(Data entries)
******
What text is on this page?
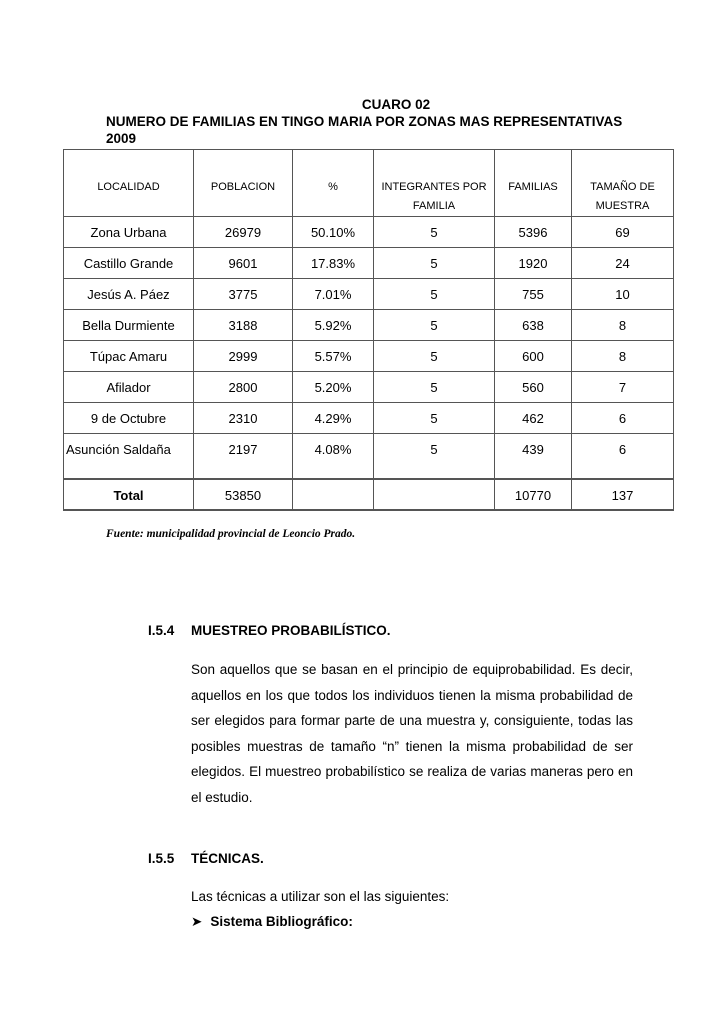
CUARO 02
NUMERO DE FAMILIAS EN TINGO MARIA POR ZONAS MAS REPRESENTATIVAS
2009
LOCALIDAD	POBLACION	%	INTEGRANTES POR FAMILIA	FAMILIAS	TAMAÑO DE MUESTRA
Zona Urbana	26979	50.10%	5	5396	69
Castillo Grande	9601	17.83%	5	1920	24
Jesús A. Páez	3775	7.01%	5	755	10
Bella Durmiente	3188	5.92%	5	638	8
Túpac Amaru	2999	5.57%	5	600	8
Afilador	2800	5.20%	5	560	7
9 de Octubre	2310	4.29%	5	462	6
Asunción Saldaña	2197	4.08%	5	439	6
Total	53850			10770	137
Fuente: municipalidad provincial de Leoncio Prado.
I.5.4 MUESTREO PROBABILÍSTICO.
Son aquellos que se basan en el principio de equiprobabilidad. Es decir, aquellos en los que todos los individuos tienen la misma probabilidad de ser elegidos para formar parte de una muestra y, consiguiente, todas las posibles muestras de tamaño “n” tienen la misma probabilidad de ser elegidos. El muestreo probabilístico se realiza de varias maneras pero en el estudio.
I.5.5 TÉCNICAS.
Las técnicas a utilizar son el las siguientes:
➤ Sistema Bibliográfico:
******
◆ **The task**: Your task is to list each line of the records with the word "FAMILIAS".

◆ **Response for this exercise**:
NUMERO DE FAMILIAS EN TINGO MARIA POR ZONAS MAS REPRESENTATIVAS
LOCALIDAD	POBLACION	%	INTEGRANTES POR FAMILIA	FAMILIAS	TAMAÑO DE MUESTRA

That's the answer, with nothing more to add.